== ENTRIES PROVIDED ==

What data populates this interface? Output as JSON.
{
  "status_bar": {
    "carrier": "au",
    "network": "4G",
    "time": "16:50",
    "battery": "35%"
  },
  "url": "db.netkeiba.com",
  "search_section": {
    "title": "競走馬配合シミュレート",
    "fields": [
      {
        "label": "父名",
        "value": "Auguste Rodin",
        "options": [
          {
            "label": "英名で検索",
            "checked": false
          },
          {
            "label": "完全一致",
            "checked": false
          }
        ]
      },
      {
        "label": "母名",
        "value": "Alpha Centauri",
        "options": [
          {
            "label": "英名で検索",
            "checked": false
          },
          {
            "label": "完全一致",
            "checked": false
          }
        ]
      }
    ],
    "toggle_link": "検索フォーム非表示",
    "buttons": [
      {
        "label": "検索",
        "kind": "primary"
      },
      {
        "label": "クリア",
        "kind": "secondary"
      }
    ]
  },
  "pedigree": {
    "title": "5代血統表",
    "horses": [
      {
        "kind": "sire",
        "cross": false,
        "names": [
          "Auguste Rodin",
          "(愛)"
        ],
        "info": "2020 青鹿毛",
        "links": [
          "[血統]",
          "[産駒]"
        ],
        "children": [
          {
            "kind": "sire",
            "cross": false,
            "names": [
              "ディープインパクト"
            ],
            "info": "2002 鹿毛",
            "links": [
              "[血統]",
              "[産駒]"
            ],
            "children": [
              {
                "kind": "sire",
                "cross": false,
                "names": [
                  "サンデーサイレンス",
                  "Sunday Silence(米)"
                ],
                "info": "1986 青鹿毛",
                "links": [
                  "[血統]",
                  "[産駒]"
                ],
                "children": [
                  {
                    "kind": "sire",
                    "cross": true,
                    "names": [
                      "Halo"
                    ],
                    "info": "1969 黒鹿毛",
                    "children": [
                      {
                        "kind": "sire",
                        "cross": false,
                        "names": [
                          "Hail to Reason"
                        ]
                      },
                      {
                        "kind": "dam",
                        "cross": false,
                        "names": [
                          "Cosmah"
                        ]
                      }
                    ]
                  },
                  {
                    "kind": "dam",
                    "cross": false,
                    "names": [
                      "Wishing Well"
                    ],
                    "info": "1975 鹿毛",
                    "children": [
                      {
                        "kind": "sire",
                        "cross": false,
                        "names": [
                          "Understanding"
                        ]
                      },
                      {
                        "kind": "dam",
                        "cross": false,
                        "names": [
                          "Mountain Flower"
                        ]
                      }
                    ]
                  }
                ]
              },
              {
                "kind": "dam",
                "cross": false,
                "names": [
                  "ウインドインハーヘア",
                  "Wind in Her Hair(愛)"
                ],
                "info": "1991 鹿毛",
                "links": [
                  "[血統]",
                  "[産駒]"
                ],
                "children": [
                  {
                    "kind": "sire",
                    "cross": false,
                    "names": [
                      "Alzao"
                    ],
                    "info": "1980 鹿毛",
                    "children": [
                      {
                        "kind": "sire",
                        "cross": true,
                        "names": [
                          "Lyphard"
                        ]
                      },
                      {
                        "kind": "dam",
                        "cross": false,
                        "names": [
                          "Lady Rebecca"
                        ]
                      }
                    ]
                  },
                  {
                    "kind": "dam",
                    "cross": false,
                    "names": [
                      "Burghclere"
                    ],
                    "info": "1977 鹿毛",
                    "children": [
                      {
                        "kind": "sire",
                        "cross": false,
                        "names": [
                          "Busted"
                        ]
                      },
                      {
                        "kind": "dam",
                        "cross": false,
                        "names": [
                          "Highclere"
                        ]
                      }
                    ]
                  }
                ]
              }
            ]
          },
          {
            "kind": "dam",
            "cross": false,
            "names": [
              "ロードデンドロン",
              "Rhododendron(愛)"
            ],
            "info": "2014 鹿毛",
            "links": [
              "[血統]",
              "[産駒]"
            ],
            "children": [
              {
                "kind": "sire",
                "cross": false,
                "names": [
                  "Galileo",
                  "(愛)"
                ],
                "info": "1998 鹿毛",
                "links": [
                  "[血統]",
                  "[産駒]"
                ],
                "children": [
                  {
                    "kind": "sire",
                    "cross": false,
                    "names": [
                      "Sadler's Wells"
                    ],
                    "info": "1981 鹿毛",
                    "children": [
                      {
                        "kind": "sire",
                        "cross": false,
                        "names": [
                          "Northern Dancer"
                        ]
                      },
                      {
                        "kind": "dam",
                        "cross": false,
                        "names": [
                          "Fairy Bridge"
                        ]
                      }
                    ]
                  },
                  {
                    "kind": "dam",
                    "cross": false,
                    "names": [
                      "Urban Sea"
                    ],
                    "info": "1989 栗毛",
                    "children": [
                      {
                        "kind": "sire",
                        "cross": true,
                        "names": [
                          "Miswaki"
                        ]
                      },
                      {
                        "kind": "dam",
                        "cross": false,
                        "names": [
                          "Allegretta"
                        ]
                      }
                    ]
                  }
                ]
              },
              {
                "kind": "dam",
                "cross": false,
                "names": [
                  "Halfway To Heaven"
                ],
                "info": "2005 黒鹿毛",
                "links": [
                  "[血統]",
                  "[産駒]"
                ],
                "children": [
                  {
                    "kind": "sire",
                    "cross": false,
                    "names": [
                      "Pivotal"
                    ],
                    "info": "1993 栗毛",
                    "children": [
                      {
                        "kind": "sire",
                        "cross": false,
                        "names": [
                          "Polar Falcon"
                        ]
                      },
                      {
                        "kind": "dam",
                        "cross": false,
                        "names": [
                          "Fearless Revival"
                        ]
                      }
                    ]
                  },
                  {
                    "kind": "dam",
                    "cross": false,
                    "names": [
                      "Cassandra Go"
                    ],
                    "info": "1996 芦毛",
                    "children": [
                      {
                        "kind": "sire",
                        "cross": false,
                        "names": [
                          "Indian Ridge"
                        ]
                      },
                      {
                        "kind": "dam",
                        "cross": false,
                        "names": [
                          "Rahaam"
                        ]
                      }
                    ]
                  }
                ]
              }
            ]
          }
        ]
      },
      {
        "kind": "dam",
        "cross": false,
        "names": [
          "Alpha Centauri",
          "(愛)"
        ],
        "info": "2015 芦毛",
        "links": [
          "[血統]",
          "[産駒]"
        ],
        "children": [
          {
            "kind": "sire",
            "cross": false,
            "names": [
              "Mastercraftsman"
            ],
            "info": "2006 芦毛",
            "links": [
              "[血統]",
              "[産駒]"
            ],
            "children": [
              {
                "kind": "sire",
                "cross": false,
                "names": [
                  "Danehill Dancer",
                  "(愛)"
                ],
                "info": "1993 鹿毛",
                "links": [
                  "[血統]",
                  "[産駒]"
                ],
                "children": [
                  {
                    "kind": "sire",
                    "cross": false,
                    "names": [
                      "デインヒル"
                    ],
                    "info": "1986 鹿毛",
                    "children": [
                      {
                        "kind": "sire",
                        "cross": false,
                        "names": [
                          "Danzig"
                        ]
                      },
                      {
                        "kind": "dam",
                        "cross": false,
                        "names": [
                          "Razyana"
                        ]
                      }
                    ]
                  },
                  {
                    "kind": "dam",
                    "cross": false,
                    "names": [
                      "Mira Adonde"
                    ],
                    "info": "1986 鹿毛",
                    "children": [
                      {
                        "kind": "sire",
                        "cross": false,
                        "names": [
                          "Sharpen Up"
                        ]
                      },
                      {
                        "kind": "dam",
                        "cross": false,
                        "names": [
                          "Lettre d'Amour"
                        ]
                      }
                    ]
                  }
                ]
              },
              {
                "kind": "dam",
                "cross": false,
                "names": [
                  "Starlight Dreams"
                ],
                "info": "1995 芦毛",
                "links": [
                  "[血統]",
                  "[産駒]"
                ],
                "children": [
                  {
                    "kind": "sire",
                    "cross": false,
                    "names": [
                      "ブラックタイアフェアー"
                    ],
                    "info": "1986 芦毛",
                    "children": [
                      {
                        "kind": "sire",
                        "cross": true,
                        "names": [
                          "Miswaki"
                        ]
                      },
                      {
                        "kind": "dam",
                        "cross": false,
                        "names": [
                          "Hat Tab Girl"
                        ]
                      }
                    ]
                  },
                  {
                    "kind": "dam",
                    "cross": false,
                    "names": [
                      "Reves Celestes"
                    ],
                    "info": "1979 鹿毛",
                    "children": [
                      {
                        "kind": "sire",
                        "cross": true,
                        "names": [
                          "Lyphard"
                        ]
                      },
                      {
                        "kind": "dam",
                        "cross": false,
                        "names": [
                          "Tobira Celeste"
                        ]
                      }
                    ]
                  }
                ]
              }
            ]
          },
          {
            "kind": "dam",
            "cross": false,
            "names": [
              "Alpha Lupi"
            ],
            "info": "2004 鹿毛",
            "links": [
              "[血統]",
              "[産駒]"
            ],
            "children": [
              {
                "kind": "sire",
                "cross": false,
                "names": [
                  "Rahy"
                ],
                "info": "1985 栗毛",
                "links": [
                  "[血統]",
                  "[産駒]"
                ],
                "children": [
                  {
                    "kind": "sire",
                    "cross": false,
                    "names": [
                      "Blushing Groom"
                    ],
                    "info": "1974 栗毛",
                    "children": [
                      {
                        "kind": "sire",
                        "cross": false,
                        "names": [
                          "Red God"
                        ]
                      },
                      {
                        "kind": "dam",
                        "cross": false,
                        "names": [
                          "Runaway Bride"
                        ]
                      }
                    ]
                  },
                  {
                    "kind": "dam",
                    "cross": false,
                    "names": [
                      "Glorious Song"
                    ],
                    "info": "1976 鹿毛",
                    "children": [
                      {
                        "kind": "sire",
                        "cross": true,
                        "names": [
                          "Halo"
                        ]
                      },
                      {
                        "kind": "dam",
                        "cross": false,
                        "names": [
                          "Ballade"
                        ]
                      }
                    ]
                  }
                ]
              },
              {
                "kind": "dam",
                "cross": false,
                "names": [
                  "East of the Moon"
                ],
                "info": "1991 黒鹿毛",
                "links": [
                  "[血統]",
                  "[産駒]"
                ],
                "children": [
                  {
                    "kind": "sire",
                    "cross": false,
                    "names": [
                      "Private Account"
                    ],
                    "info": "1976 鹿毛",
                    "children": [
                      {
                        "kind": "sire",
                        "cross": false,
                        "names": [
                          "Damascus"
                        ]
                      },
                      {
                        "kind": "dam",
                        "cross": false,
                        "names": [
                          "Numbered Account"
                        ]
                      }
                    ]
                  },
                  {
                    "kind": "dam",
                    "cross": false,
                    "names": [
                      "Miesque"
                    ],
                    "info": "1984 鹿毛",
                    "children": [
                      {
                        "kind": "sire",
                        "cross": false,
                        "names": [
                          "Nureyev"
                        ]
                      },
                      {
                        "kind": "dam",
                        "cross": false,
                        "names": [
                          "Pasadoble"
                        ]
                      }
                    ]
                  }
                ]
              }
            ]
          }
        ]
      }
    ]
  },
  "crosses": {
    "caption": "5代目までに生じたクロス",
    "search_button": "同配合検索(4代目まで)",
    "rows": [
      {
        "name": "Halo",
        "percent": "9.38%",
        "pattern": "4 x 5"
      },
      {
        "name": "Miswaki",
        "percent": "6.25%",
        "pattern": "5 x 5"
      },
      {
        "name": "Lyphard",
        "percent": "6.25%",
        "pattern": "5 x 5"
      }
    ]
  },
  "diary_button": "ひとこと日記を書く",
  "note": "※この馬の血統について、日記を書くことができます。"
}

===

## TASK TO CARRY OUT
Copy each line in the data that holds the word "Centauri".

## COMPLETED TASK
        "value": "Alpha Centauri",
          "Alpha Centauri",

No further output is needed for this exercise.